--- Items from a figure collection ---
══════════════════════════════

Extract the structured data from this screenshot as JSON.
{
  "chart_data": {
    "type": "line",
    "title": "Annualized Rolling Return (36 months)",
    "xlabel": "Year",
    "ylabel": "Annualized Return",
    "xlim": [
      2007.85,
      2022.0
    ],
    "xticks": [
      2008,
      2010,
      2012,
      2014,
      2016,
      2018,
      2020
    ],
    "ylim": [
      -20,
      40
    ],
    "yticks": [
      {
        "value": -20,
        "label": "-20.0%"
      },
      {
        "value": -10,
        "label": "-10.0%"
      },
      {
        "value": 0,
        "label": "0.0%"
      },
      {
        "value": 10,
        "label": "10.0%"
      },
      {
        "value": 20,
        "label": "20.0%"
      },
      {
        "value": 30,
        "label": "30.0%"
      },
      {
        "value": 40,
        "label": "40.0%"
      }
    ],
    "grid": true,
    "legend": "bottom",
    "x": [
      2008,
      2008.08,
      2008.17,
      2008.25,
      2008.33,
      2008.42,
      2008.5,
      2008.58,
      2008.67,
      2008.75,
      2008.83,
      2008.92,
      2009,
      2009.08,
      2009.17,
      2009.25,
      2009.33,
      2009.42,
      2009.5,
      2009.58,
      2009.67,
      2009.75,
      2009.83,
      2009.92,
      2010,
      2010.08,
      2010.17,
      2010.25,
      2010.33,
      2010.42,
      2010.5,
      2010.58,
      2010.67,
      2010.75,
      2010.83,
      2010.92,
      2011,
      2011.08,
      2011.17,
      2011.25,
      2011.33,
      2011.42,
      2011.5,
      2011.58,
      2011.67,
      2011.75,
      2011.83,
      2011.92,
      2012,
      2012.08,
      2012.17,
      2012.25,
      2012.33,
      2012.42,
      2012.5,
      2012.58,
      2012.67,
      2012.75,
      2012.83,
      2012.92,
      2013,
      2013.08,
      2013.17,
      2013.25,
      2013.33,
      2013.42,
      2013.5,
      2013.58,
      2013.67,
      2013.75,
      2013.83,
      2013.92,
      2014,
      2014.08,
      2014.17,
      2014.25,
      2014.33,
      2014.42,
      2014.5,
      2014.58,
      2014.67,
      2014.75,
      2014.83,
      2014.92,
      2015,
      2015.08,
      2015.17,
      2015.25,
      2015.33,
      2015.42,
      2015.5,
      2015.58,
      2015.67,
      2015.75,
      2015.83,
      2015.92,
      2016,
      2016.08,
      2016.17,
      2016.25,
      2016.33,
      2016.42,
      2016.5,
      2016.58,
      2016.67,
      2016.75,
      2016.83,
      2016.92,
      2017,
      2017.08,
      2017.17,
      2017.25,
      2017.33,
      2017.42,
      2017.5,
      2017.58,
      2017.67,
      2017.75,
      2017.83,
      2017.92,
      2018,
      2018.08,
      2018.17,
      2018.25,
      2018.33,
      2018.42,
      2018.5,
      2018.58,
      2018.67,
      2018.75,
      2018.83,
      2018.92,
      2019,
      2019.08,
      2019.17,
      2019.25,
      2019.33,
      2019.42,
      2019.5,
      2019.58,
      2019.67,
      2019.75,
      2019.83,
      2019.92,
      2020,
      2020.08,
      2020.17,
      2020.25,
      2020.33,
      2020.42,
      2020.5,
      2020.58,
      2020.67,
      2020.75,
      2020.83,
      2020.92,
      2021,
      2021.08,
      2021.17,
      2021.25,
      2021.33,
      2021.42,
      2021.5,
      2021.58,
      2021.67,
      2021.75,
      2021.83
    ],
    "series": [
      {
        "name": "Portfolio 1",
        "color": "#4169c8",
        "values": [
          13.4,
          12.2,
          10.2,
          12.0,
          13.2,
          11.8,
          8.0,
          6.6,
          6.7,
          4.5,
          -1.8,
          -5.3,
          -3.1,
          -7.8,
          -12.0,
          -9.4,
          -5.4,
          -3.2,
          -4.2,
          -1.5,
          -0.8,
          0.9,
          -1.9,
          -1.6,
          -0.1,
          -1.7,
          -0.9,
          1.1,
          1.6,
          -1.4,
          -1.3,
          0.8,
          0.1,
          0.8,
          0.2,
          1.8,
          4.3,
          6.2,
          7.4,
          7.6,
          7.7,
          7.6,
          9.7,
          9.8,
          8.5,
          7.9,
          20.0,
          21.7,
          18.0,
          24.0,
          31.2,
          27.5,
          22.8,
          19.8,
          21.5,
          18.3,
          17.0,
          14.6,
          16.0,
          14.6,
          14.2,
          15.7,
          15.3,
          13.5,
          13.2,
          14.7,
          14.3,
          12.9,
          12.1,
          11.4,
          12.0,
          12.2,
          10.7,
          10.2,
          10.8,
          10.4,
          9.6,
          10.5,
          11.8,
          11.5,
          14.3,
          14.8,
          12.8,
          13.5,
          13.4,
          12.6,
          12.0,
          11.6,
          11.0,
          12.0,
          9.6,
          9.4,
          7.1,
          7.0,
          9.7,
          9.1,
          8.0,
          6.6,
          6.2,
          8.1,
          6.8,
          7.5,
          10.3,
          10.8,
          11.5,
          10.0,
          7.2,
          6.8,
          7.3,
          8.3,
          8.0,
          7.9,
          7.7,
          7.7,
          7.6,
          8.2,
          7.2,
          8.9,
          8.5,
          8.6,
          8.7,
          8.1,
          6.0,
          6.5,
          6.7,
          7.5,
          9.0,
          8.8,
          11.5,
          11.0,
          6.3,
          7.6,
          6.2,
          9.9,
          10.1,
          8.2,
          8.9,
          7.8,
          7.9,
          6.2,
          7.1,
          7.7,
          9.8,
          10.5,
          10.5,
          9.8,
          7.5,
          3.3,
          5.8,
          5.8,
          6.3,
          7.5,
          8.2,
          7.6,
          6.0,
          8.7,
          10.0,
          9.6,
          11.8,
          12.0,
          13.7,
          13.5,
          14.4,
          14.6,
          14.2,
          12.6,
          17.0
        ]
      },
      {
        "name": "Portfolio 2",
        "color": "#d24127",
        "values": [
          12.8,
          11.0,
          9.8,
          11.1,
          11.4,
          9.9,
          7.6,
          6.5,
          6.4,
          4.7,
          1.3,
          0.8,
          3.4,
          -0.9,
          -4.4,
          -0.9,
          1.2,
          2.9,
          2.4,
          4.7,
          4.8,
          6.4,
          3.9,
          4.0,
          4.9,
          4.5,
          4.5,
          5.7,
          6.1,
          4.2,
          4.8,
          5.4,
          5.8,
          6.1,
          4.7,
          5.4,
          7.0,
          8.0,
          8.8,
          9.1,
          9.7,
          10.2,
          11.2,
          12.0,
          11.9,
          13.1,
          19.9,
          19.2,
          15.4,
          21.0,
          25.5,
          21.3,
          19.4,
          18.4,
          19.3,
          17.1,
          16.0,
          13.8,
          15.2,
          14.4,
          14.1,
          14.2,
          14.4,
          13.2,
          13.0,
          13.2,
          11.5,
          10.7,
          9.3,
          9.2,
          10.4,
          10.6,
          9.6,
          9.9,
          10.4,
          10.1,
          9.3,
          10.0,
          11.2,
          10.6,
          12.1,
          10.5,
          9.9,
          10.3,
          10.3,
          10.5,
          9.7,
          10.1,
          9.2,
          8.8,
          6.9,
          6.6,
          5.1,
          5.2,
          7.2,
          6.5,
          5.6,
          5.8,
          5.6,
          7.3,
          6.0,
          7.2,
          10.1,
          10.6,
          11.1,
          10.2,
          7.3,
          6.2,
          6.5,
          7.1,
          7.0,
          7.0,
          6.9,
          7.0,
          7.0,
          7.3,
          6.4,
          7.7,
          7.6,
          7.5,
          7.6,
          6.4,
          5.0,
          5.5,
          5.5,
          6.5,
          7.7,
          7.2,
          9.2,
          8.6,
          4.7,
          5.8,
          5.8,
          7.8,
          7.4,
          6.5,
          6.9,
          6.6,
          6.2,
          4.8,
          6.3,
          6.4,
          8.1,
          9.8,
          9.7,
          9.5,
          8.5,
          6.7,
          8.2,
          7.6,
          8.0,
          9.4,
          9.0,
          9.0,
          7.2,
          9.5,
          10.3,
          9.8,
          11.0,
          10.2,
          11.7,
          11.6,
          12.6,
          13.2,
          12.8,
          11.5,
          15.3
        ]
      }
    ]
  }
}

══════════════════════════════

Go through the records and gather the lines that hold "Return".

    "title": "Annualized Rolling Return (36 months)",
    "ylabel": "Annualized Return",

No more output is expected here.